[BEGIN Text shown]

Liberal Democrat Spokesperson for Housing, Paul Holmes, questioned the transparency of the Government’s action on HIPs:

‘So much about HIPs remains clouded. When will the Minister release the results of those pilot tests? Why has there been such a delay? Since the legislation came into force, how long has it taken to put the packs together and how does that compare with the four to five days envisaged by the Government? The Minister said that the answer is seven to eight days. The scheme has been running for nine weeks, so for how many of those weeks and on how big a sample is that figure based? How much have the packs cost in reality, and how does that compare with the £400 average predicted by the Government? The Minister suggested that the answer is £300 to £350 on average so far, but on how many weeks and on how big a sample is that based? Given that this legislation has been so controversial, surely she should share this information and research with the House, so that we can reach an informed decision on HIPs and their future.’

 

 

Briefing ctd.

Douglas Carswell (Con, Harwich) spoke about the opposition to HIPs, and mentioned the NAEA:

‘The evidence is so overwhelming that I shall be brief. Home information packs are a monument to incompetent government. The Royal Institution of Chartered Surveyors, the National Association of Estate Agents, the Council of Mortgage Lenders, and even the Government’s own Better Regulation Commission have been critical of HIPs. Even the Consumers Association, which was originally a supporter of the packs, said that
“the new ‘half-HIP’”—
which lacks a home condition report—
“will be a useless but a very expensive waste of time”.

In evidence to the House of Lords, the National Association of Estate Agents stated:

“There are many other ways of improving the home buying process but HIPs will not achieve this. . . HIPs will actually have an adverse effect on the market. Our independent research indicates that a significant number of potential sellers will think twice before marketing their property if they have to consider paying for a HIP . . . The net result would be a reduction in supply”.

 The House voted on Mr Shapps’ motion, which fell by 166 to 363.

The House then voted on Ms Cooper’s motion, which was passed, 347 to 169.  The motion was therefore resolved,

‘That this House believes that the ongoing reform of the home buying and selling process should revolve around the interests of the consumer and environmental sustainability; considers that the most important thing for the housing market is macroeconomic stability including sound public finances; therefore further believes that unfunded tax cuts including on stamp duty would be irresponsible; further believes that increased house building to deliver more affordable homes is essential to help first time buyers; further considers that the introduction of Home Information Packs and Energy Performance Certificates can improve the process of home buying and selling for consumers and provide them with vital information about the energy efficiency of homes and practical suggestions about how to cut fuel bills and reduce carbon emissions; and notes that the Government continues to work with industry to consider further reform of the home buying and selling process in order to maximise the benefits for consumers.’ 
(SHE REALLY DOES LIVE ON A DIFFERENT PLANET FROM THE REST OF US AND DOESNT KNOW WHAT ITS LIKE DOWN HERE IN THE REAL WORLD - SIMON)

[END Text shown]
[BEGIN Data section]

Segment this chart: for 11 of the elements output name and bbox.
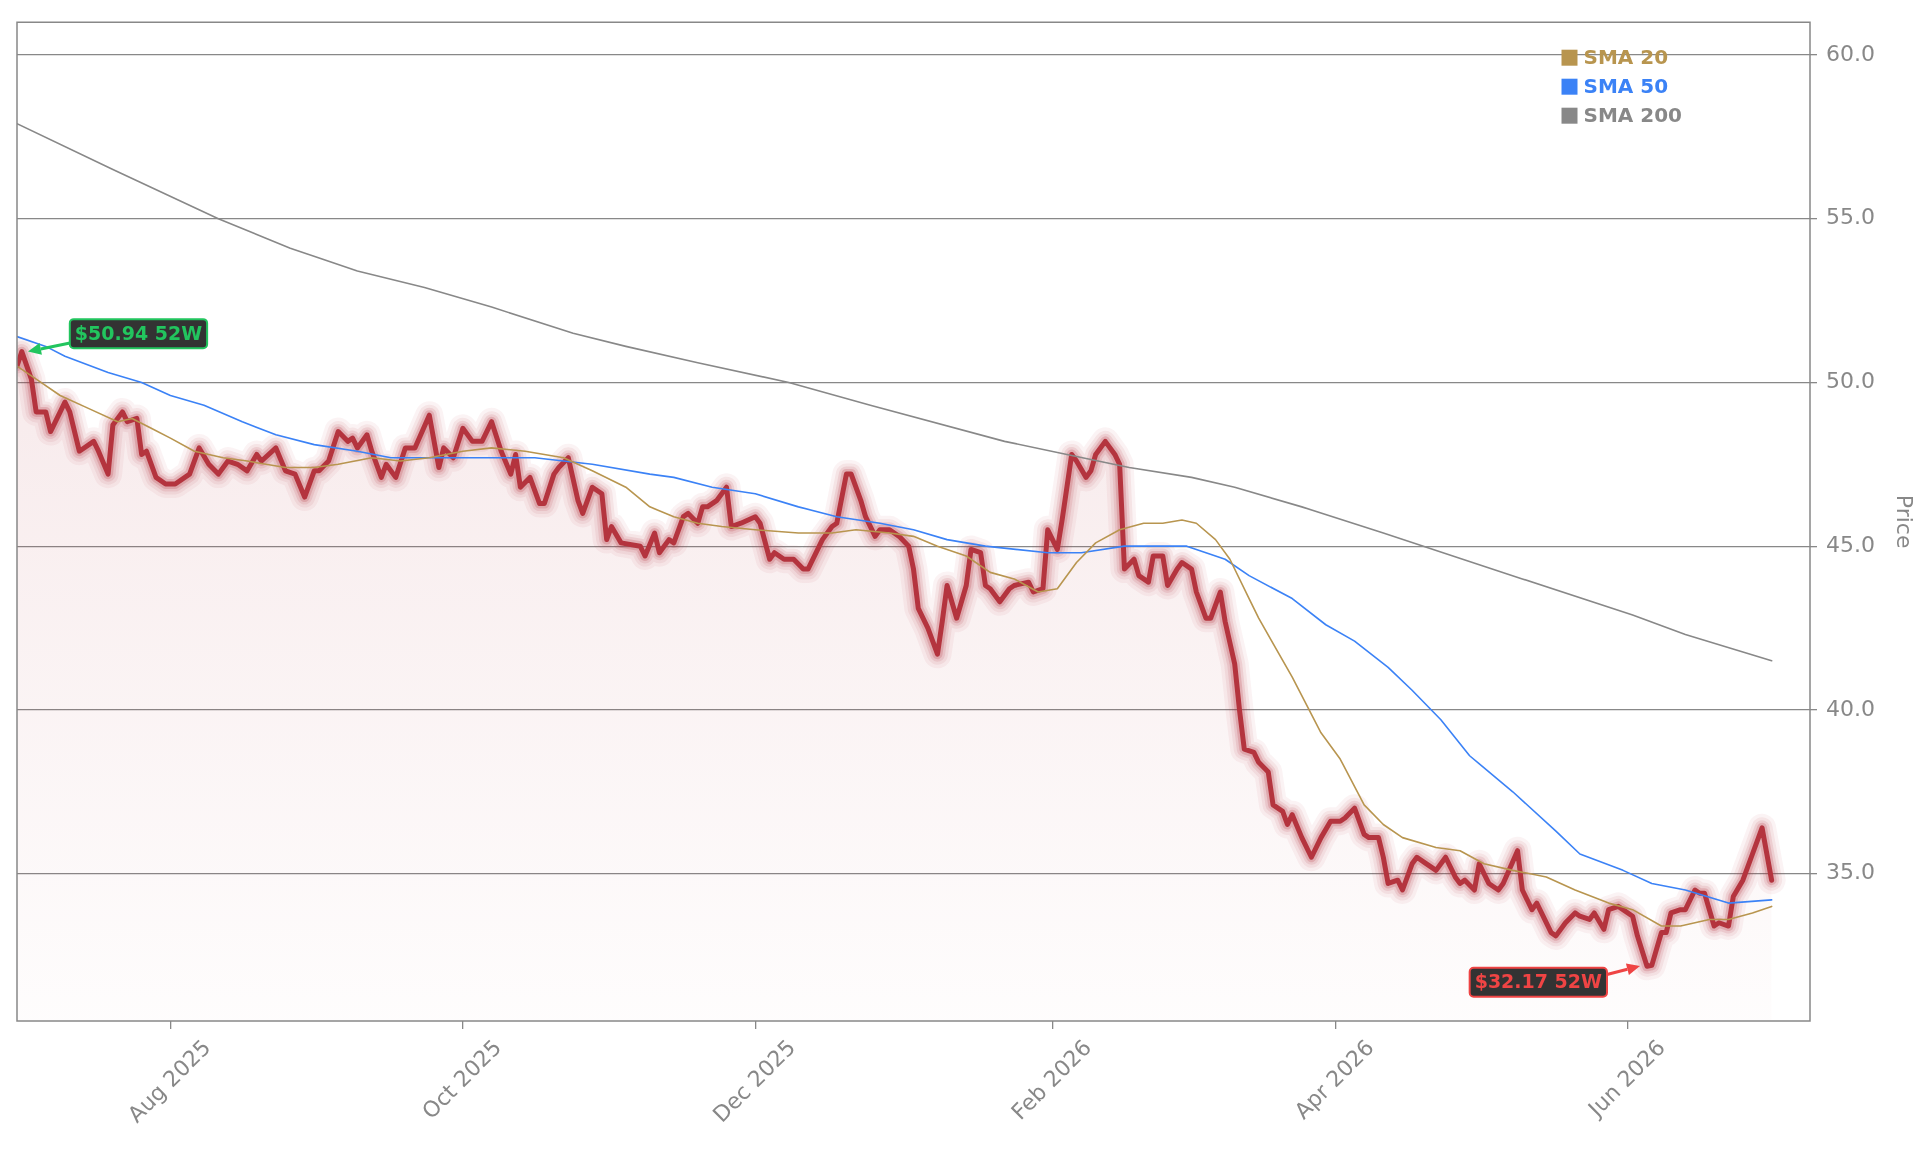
annotation: $50.94 52W	[74, 321, 203, 344]
y-axis-title: Price	[1892, 494, 1918, 549]
y-tick-label: 60.0	[1826, 40, 1875, 66]
y-tick-label: 35.0	[1826, 859, 1875, 885]
y-tick-label: 55.0	[1826, 204, 1875, 230]
y-tick-label: 45.0	[1826, 531, 1875, 557]
annotation: $32.17 52W	[1474, 970, 1603, 993]
y-tick-label: 50.0	[1826, 368, 1875, 394]
legend-label: SMA 50	[1583, 73, 1669, 98]
legend-label: SMA 200	[1583, 102, 1682, 127]
y-tick-label: 40.0	[1826, 695, 1875, 721]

[END Data section]

* _To-do list_:
1. In the HIPs debate text, what was the result of the vote on Mr Shapps' motion?
2. Say whether each statement agrees with the HIPs debate text, and quote the words that decide it: (a) Ms Cooper's motion passed by 347 to 169. (b) The Government predicted an average pack cost of £300 to £350. (c) The Consumers Association once supported the packs.
3. Please extend the HIPs debate text, picking up after its final line.
The listing comes from a separate source.

* _Final answers_:
1. It fell by 166 to 363.

2.
(a) Yes: "The House then voted on Ms Cooper’s motion, which was passed, 347 to 169."
(b) No: "how does that compare with the £400 average predicted by the Government?"
(c) Yes: "Even the Consumers Association, which was originally a supporter of the packs"

3.
Questions in the House THIS WEEK on HIPs

This week the following replies were given by the Housing Minister.

In response to a question from Andrew Mackay on Home Information Packs (HIPs), Housing and Planning Minister Yvette Cooper explained that interest rates and uncertainty in the financial markets were affecting the housing market far more than HIPs. As a supplementary, Andrew Mackay argued that HIPs were harming market and that inspectors will not earn anywhere near what they were expected to. Yvette Cooper disagreed and stated HIPs were helping with reducing search costs. She claimed the Conservative policy would be of far greater detriment to housing workers.

Responding to a question from Shailesh Vara on research by the Royal Institution of Chartered Surveyors on the impact of HIPs on the housing market, Housing and Planning Minister Yvette Cooper replied that RICS had opposed HIPs and energy certificates for a long time. Buyers decisions were the most significant factor in the market, the Minister stated.

In response to a question from Andrew Miller on the home information pack scheme and Conservative plans to abolish it, Housing and Planning Minister Yvette Cooper stated that the Conservatives needed to be aware that Friends of the Earth had supported energy performance certificates, which provided important information to consumers.

Answering a question from Clive Betts on introducing Home Information Packs more widely, Housing and Planning Minister Yvette Cooper explained that the Government were working with various stakeholders, including Which? on what the next steps should be in this regard.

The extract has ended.